Problem to work on
Apart from the pictures, every entry below must be given again exactly.

(Document page records)
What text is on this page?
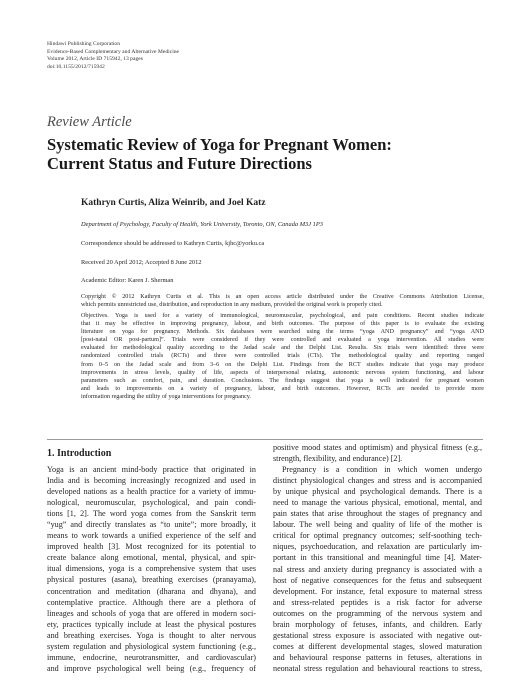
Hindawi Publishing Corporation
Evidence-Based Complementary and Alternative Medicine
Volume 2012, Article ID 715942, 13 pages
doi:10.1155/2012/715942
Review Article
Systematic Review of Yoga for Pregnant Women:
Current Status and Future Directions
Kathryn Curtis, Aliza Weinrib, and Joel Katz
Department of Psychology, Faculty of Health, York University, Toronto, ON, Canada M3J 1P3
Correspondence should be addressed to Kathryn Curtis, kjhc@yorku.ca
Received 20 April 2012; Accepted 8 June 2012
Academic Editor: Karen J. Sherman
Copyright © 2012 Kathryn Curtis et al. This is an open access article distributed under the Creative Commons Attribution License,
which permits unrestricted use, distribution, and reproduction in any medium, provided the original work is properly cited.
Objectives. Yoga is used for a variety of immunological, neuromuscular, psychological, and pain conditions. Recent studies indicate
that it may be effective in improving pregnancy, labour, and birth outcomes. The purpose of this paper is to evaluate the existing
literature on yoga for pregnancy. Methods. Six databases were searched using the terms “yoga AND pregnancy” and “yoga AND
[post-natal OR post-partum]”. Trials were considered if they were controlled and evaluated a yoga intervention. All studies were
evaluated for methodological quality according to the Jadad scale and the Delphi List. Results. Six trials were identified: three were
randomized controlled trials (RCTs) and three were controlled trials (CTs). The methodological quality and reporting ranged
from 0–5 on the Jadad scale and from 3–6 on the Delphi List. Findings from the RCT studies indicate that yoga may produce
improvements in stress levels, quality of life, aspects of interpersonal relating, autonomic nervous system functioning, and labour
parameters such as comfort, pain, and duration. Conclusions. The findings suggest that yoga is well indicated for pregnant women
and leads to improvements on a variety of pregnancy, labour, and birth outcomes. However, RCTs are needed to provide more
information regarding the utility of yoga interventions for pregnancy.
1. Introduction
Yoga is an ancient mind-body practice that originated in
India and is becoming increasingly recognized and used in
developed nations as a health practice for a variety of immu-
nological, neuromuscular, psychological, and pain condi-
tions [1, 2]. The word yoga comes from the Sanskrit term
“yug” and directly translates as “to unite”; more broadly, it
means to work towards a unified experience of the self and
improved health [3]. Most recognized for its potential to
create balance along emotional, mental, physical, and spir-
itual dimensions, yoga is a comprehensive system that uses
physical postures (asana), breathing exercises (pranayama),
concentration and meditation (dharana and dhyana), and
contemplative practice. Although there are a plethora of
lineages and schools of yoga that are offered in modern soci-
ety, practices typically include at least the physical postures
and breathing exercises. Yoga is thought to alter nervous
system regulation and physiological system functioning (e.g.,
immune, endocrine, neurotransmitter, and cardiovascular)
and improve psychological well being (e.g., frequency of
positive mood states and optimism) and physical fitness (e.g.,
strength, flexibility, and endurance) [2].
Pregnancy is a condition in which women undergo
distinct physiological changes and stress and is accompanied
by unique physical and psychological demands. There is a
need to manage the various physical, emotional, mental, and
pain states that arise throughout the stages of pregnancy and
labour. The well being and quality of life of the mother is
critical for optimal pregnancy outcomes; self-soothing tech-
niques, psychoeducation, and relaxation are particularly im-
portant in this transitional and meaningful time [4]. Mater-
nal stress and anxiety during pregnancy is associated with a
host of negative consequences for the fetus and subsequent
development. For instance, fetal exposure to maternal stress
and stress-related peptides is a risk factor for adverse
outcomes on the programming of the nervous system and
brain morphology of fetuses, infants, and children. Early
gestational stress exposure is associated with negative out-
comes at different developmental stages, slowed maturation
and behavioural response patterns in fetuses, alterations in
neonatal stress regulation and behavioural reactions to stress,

Response to this task
What text is on this page?
Hindawi Publishing Corporation
Evidence-Based Complementary and Alternative Medicine
Volume 2012, Article ID 715942, 13 pages
doi:10.1155/2012/715942
Review Article
Systematic Review of Yoga for Pregnant Women:
Current Status and Future Directions
Kathryn Curtis, Aliza Weinrib, and Joel Katz
Department of Psychology, Faculty of Health, York University, Toronto, ON, Canada M3J 1P3
Correspondence should be addressed to Kathryn Curtis, kjhc@yorku.ca
Received 20 April 2012; Accepted 8 June 2012
Academic Editor: Karen J. Sherman
Copyright © 2012 Kathryn Curtis et al. This is an open access article distributed under the Creative Commons Attribution License,
which permits unrestricted use, distribution, and reproduction in any medium, provided the original work is properly cited.
Objectives. Yoga is used for a variety of immunological, neuromuscular, psychological, and pain conditions. Recent studies indicate
that it may be effective in improving pregnancy, labour, and birth outcomes. The purpose of this paper is to evaluate the existing
literature on yoga for pregnancy. Methods. Six databases were searched using the terms “yoga AND pregnancy” and “yoga AND
[post-natal OR post-partum]”. Trials were considered if they were controlled and evaluated a yoga intervention. All studies were
evaluated for methodological quality according to the Jadad scale and the Delphi List. Results. Six trials were identified: three were
randomized controlled trials (RCTs) and three were controlled trials (CTs). The methodological quality and reporting ranged
from 0–5 on the Jadad scale and from 3–6 on the Delphi List. Findings from the RCT studies indicate that yoga may produce
improvements in stress levels, quality of life, aspects of interpersonal relating, autonomic nervous system functioning, and labour
parameters such as comfort, pain, and duration. Conclusions. The findings suggest that yoga is well indicated for pregnant women
and leads to improvements on a variety of pregnancy, labour, and birth outcomes. However, RCTs are needed to provide more
information regarding the utility of yoga interventions for pregnancy.
1. Introduction
Yoga is an ancient mind-body practice that originated in
India and is becoming increasingly recognized and used in
developed nations as a health practice for a variety of immu-
nological, neuromuscular, psychological, and pain condi-
tions [1, 2]. The word yoga comes from the Sanskrit term
“yug” and directly translates as “to unite”; more broadly, it
means to work towards a unified experience of the self and
improved health [3]. Most recognized for its potential to
create balance along emotional, mental, physical, and spir-
itual dimensions, yoga is a comprehensive system that uses
physical postures (asana), breathing exercises (pranayama),
concentration and meditation (dharana and dhyana), and
contemplative practice. Although there are a plethora of
lineages and schools of yoga that are offered in modern soci-
ety, practices typically include at least the physical postures
and breathing exercises. Yoga is thought to alter nervous
system regulation and physiological system functioning (e.g.,
immune, endocrine, neurotransmitter, and cardiovascular)
and improve psychological well being (e.g., frequency of
positive mood states and optimism) and physical fitness (e.g.,
strength, flexibility, and endurance) [2].
Pregnancy is a condition in which women undergo
distinct physiological changes and stress and is accompanied
by unique physical and psychological demands. There is a
need to manage the various physical, emotional, mental, and
pain states that arise throughout the stages of pregnancy and
labour. The well being and quality of life of the mother is
critical for optimal pregnancy outcomes; self-soothing tech-
niques, psychoeducation, and relaxation are particularly im-
portant in this transitional and meaningful time [4]. Mater-
nal stress and anxiety during pregnancy is associated with a
host of negative consequences for the fetus and subsequent
development. For instance, fetal exposure to maternal stress
and stress-related peptides is a risk factor for adverse
outcomes on the programming of the nervous system and
brain morphology of fetuses, infants, and children. Early
gestational stress exposure is associated with negative out-
comes at different developmental stages, slowed maturation
and behavioural response patterns in fetuses, alterations in
neonatal stress regulation and behavioural reactions to stress,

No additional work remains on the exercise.